Your task: Pick out every line holding the string "Edit" and copy it.
>> Begin Data to process
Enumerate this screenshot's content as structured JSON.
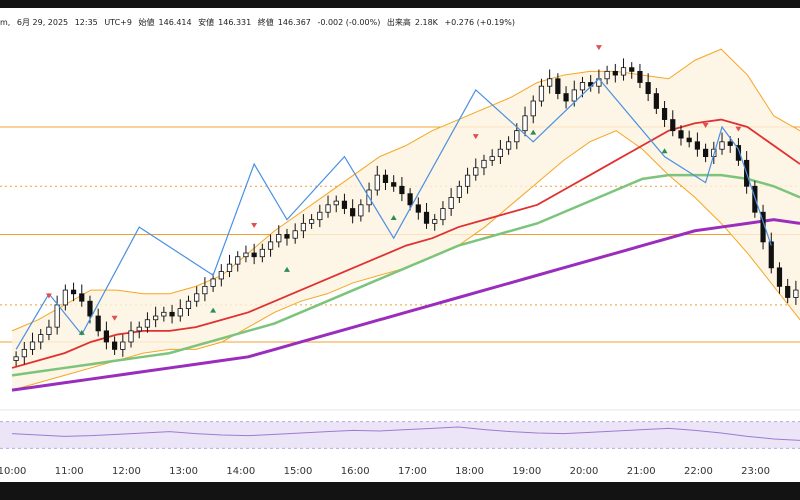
{
  "header": {
    "symbol_fragment": "m,",
    "date": "6月 29, 2025",
    "time": "12:35",
    "timezone": "UTC+9",
    "open_label": "始値",
    "open_value": "146.414",
    "close_label": "安値",
    "close_value": "146.331",
    "final_label": "終値",
    "final_value": "146.367",
    "change_value": "-0.002 (-0.00%)",
    "volume_label": "出来高",
    "volume_value": "2.18K",
    "change2_value": "+0.276 (+0.19%)"
  },
  "colors": {
    "up_candle": "#ffffff",
    "down_candle": "#111111",
    "bollinger": "#f5a623",
    "bollinger_fill": "#fdf3e0",
    "ema_red": "#e03030",
    "sma_green": "#7cc47c",
    "sma_purple": "#9b2dbd",
    "zigzag": "#4a90e2",
    "horizontal_level": "#f0a030",
    "marker_up": "#2e8b57",
    "marker_down": "#e05050",
    "rsi_line": "#9c7bd6",
    "rsi_band": "#ece4f7"
  },
  "chart_data": {
    "type": "candlestick",
    "x_tick_labels": [
      "10:00",
      "11:00",
      "12:00",
      "13:00",
      "14:00",
      "15:00",
      "16:00",
      "17:00",
      "18:00",
      "19:00",
      "20:00",
      "21:00",
      "22:00",
      "23:00"
    ],
    "ohlc_index_note": "x index: 0 = 10:00, 12 candles per hour",
    "closes": [
      146.58,
      146.62,
      146.66,
      146.7,
      146.74,
      146.86,
      146.94,
      146.92,
      146.88,
      146.8,
      146.72,
      146.66,
      146.62,
      146.66,
      146.72,
      146.74,
      146.78,
      146.8,
      146.82,
      146.8,
      146.84,
      146.88,
      146.92,
      146.96,
      147.0,
      147.04,
      147.08,
      147.12,
      147.14,
      147.12,
      147.16,
      147.2,
      147.24,
      147.22,
      147.26,
      147.3,
      147.32,
      147.36,
      147.4,
      147.42,
      147.38,
      147.34,
      147.4,
      147.48,
      147.56,
      147.52,
      147.5,
      147.46,
      147.4,
      147.36,
      147.3,
      147.32,
      147.38,
      147.44,
      147.5,
      147.56,
      147.6,
      147.64,
      147.66,
      147.7,
      147.74,
      147.8,
      147.88,
      147.96,
      148.04,
      148.08,
      148.0,
      147.96,
      148.02,
      148.06,
      148.04,
      148.08,
      148.12,
      148.1,
      148.14,
      148.12,
      148.06,
      148.0,
      147.92,
      147.86,
      147.8,
      147.76,
      147.74,
      147.7,
      147.66,
      147.7,
      147.74,
      147.72,
      147.64,
      147.5,
      147.36,
      147.2,
      147.06,
      146.96,
      146.9,
      146.94
    ],
    "zigzag": [
      [
        0,
        146.62
      ],
      [
        4,
        146.92
      ],
      [
        8,
        146.7
      ],
      [
        15,
        147.28
      ],
      [
        24,
        147.02
      ],
      [
        29,
        147.62
      ],
      [
        33,
        147.32
      ],
      [
        40,
        147.66
      ],
      [
        46,
        147.22
      ],
      [
        56,
        148.02
      ],
      [
        63,
        147.74
      ],
      [
        71,
        148.08
      ],
      [
        79,
        147.66
      ],
      [
        84,
        147.52
      ],
      [
        86,
        147.82
      ],
      [
        88,
        147.7
      ],
      [
        92,
        147.18
      ]
    ],
    "markers_down_at": [
      4,
      12,
      29,
      56,
      71,
      84,
      88
    ],
    "markers_up_at": [
      8,
      24,
      33,
      46,
      63,
      79
    ],
    "horizontal_levels": [
      147.82,
      147.5,
      147.24,
      146.86,
      146.66
    ],
    "ema_red": [
      146.52,
      146.56,
      146.6,
      146.66,
      146.7,
      146.72,
      146.72,
      146.74,
      146.78,
      146.82,
      146.88,
      146.94,
      147.0,
      147.06,
      147.12,
      147.18,
      147.22,
      147.28,
      147.32,
      147.36,
      147.4,
      147.48,
      147.56,
      147.64,
      147.72,
      147.8,
      147.84,
      147.86,
      147.82,
      147.72,
      147.62
    ],
    "sma_green": [
      146.48,
      146.5,
      146.52,
      146.54,
      146.56,
      146.58,
      146.6,
      146.64,
      146.68,
      146.72,
      146.76,
      146.82,
      146.88,
      146.94,
      147.0,
      147.06,
      147.12,
      147.18,
      147.22,
      147.26,
      147.3,
      147.36,
      147.42,
      147.48,
      147.54,
      147.56,
      147.56,
      147.56,
      147.54,
      147.5,
      147.44
    ],
    "sma_purple": [
      146.4,
      146.42,
      146.44,
      146.46,
      146.48,
      146.5,
      146.52,
      146.54,
      146.56,
      146.58,
      146.62,
      146.66,
      146.7,
      146.74,
      146.78,
      146.82,
      146.86,
      146.9,
      146.94,
      146.98,
      147.02,
      147.06,
      147.1,
      147.14,
      147.18,
      147.22,
      147.26,
      147.28,
      147.3,
      147.32,
      147.3
    ],
    "bb_upper": [
      146.72,
      146.78,
      146.86,
      146.94,
      146.94,
      146.92,
      146.92,
      146.96,
      147.02,
      147.14,
      147.26,
      147.36,
      147.46,
      147.56,
      147.66,
      147.72,
      147.8,
      147.86,
      147.92,
      147.98,
      148.06,
      148.1,
      148.12,
      148.12,
      148.1,
      148.08,
      148.18,
      148.24,
      148.1,
      147.88,
      147.8
    ],
    "bb_lower": [
      146.4,
      146.44,
      146.48,
      146.52,
      146.56,
      146.6,
      146.62,
      146.62,
      146.66,
      146.74,
      146.82,
      146.88,
      146.92,
      146.98,
      147.02,
      147.06,
      147.12,
      147.18,
      147.28,
      147.4,
      147.52,
      147.64,
      147.74,
      147.8,
      147.7,
      147.56,
      147.44,
      147.3,
      147.14,
      146.96,
      146.78
    ],
    "ylim": [
      146.32,
      148.3
    ],
    "rsi": [
      52,
      50,
      48,
      49,
      51,
      53,
      55,
      52,
      50,
      49,
      51,
      53,
      55,
      57,
      56,
      58,
      60,
      62,
      58,
      55,
      53,
      52,
      54,
      56,
      58,
      60,
      57,
      53,
      48,
      44,
      42
    ],
    "rsi_ylim": [
      20,
      80
    ]
  }
}
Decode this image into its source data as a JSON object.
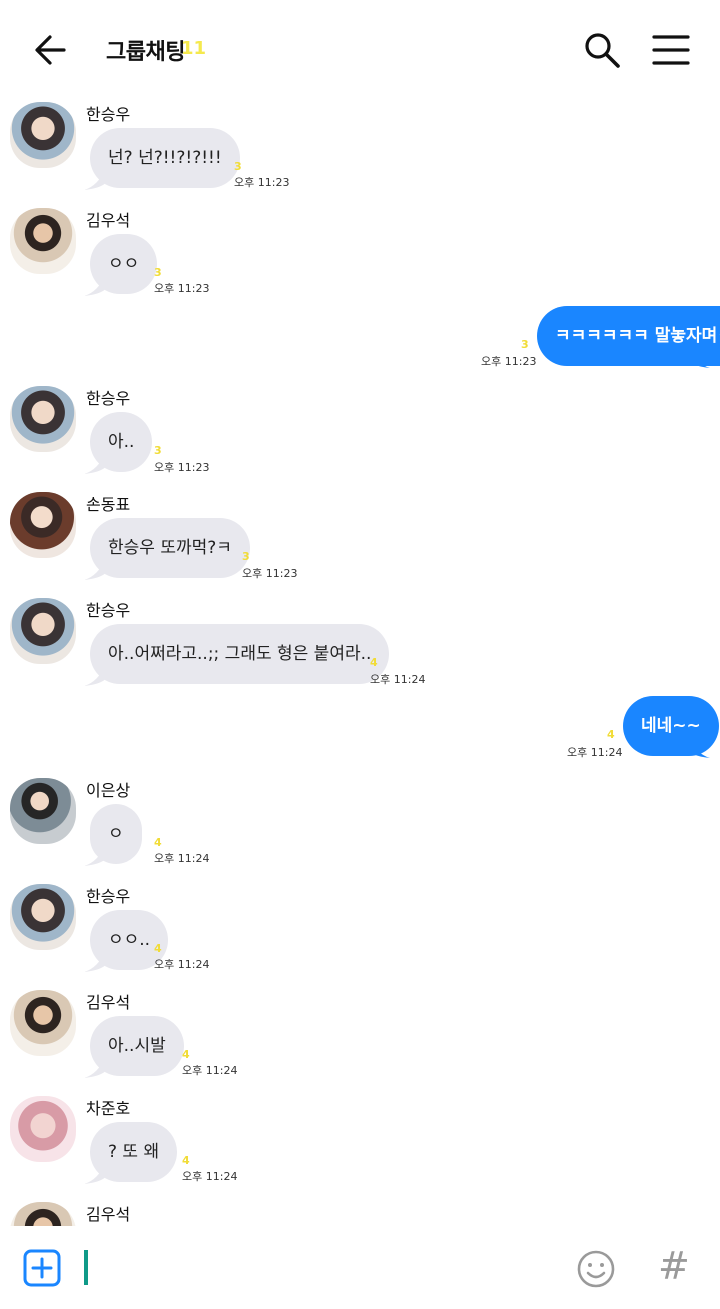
{
  "header": {
    "title": "그룹채팅",
    "member_count": "11",
    "icons": {
      "back": "arrow-left-icon",
      "search": "search-icon",
      "menu": "hamburger-menu-icon"
    }
  },
  "messages": [
    {
      "sender": "한승우",
      "text": "넌? 넌?!!?!?!!!",
      "unread": "3",
      "time": "오후 11:23",
      "outgoing": false
    },
    {
      "sender": "김우석",
      "text": "ㅇㅇ",
      "unread": "3",
      "time": "오후 11:23",
      "outgoing": false
    },
    {
      "sender": "",
      "text": "ㅋㅋㅋㅋㅋㅋ 말놓자며ㅋ",
      "unread": "3",
      "time": "오후 11:23",
      "outgoing": true
    },
    {
      "sender": "한승우",
      "text": "아..",
      "unread": "3",
      "time": "오후 11:23",
      "outgoing": false
    },
    {
      "sender": "손동표",
      "text": "한승우 또까먹?ㅋ",
      "unread": "3",
      "time": "오후 11:23",
      "outgoing": false
    },
    {
      "sender": "한승우",
      "text": "아..어쩌라고..;; 그래도 형은 붙여라..",
      "unread": "4",
      "time": "오후 11:24",
      "outgoing": false
    },
    {
      "sender": "",
      "text": "네네~~",
      "unread": "4",
      "time": "오후 11:24",
      "outgoing": true
    },
    {
      "sender": "이은상",
      "text": "ㅇ",
      "unread": "4",
      "time": "오후 11:24",
      "outgoing": false
    },
    {
      "sender": "한승우",
      "text": "ㅇㅇ..",
      "unread": "4",
      "time": "오후 11:24",
      "outgoing": false
    },
    {
      "sender": "김우석",
      "text": "아..시발",
      "unread": "4",
      "time": "오후 11:24",
      "outgoing": false
    },
    {
      "sender": "차준호",
      "text": "? 또 왜",
      "unread": "4",
      "time": "오후 11:24",
      "outgoing": false
    },
    {
      "sender": "김우석",
      "text": "",
      "unread": "",
      "time": "",
      "outgoing": false
    }
  ],
  "colors": {
    "incoming_bubble": "#e8e8ee",
    "outgoing_bubble": "#1a86ff",
    "unread": "#f1dc37",
    "cursor": "#0f9a88"
  },
  "input_bar": {
    "value": "",
    "icons": {
      "add": "plus-box-icon",
      "emoji": "smiley-icon",
      "hashtag": "hashtag-icon"
    },
    "hashtag_glyph": "#"
  }
}
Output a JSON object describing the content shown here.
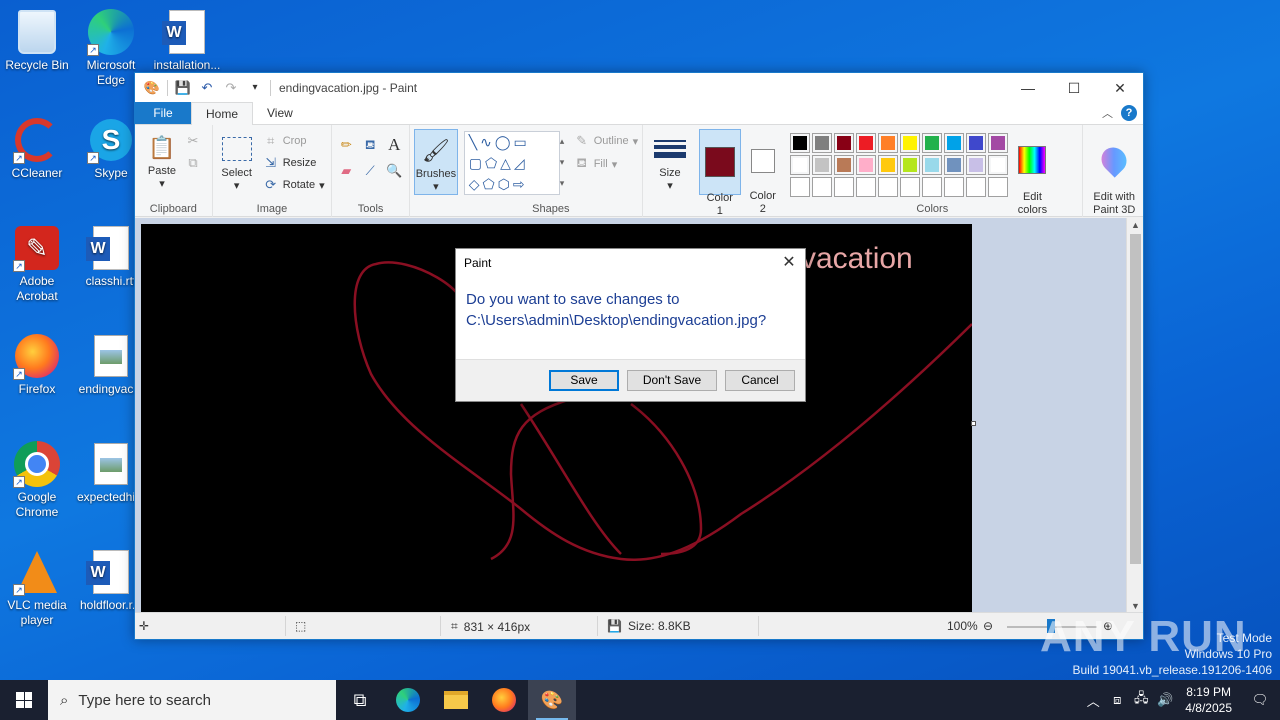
{
  "desktop": {
    "icons": [
      {
        "label": "Recycle Bin"
      },
      {
        "label": "Microsoft\nEdge"
      },
      {
        "label": "installation..."
      },
      {
        "label": "CCleaner"
      },
      {
        "label": "Skype"
      },
      {
        "label": "Adobe\nAcrobat"
      },
      {
        "label": "classhi.rtf"
      },
      {
        "label": "Firefox"
      },
      {
        "label": "endingvac..."
      },
      {
        "label": "Google\nChrome"
      },
      {
        "label": "expectedhi..."
      },
      {
        "label": "VLC media\nplayer"
      },
      {
        "label": "holdfloor.r..."
      }
    ]
  },
  "window": {
    "title": "endingvacation.jpg - Paint",
    "controls": {
      "minimize": "—",
      "maximize": "☐",
      "close": "✕"
    }
  },
  "ribbon": {
    "tabs": {
      "file": "File",
      "home": "Home",
      "view": "View"
    },
    "clipboard": {
      "paste": "Paste",
      "label": "Clipboard"
    },
    "image": {
      "select": "Select",
      "crop": "Crop",
      "resize": "Resize",
      "rotate": "Rotate",
      "label": "Image"
    },
    "tools": {
      "label": "Tools"
    },
    "brushes": {
      "label": "Brushes"
    },
    "shapes": {
      "outline": "Outline",
      "fill": "Fill",
      "label": "Shapes"
    },
    "size": {
      "label": "Size"
    },
    "color1": {
      "label": "Color\n1",
      "value": "#7a0a1c"
    },
    "color2": {
      "label": "Color\n2",
      "value": "#ffffff"
    },
    "colors": {
      "label": "Colors",
      "edit": "Edit\ncolors"
    },
    "paint3d": {
      "label": "Edit with\nPaint 3D"
    },
    "palette_row1": [
      "#000000",
      "#7f7f7f",
      "#880015",
      "#ed1c24",
      "#ff7f27",
      "#fff200",
      "#22b14c",
      "#00a2e8",
      "#3f48cc",
      "#a349a4"
    ],
    "palette_row2": [
      "#ffffff",
      "#c3c3c3",
      "#b97a57",
      "#ffaec9",
      "#ffc90e",
      "#b5e61d",
      "#99d9ea",
      "#7092be",
      "#c8bfe7",
      "#ffffff"
    ]
  },
  "canvas": {
    "overlay_text": "vacation"
  },
  "status": {
    "dimensions": "831 × 416px",
    "size": "Size: 8.8KB",
    "zoom": "100%"
  },
  "dialog": {
    "title": "Paint",
    "message": "Do you want to save changes to\nC:\\Users\\admin\\Desktop\\endingvacation.jpg?",
    "save": "Save",
    "dont_save": "Don't Save",
    "cancel": "Cancel"
  },
  "taskbar": {
    "search_placeholder": "Type here to search",
    "time": "8:19 PM",
    "date": "4/8/2025"
  },
  "watermark": {
    "line1": "Test Mode",
    "line2": "Windows 10 Pro",
    "line3": "Build 19041.vb_release.191206-1406",
    "brand": "ANY RUN"
  }
}
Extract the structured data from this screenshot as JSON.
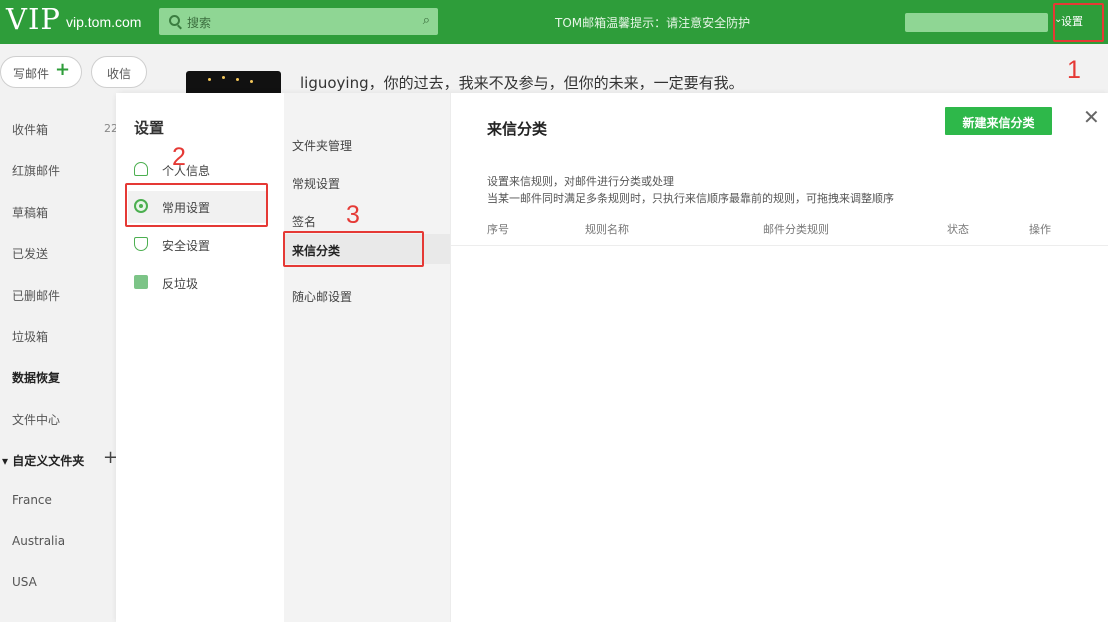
>> End Data to process
Reply:
      "edit": "Edit\ncolors"
      "label": "Edit with\nPaint 3D"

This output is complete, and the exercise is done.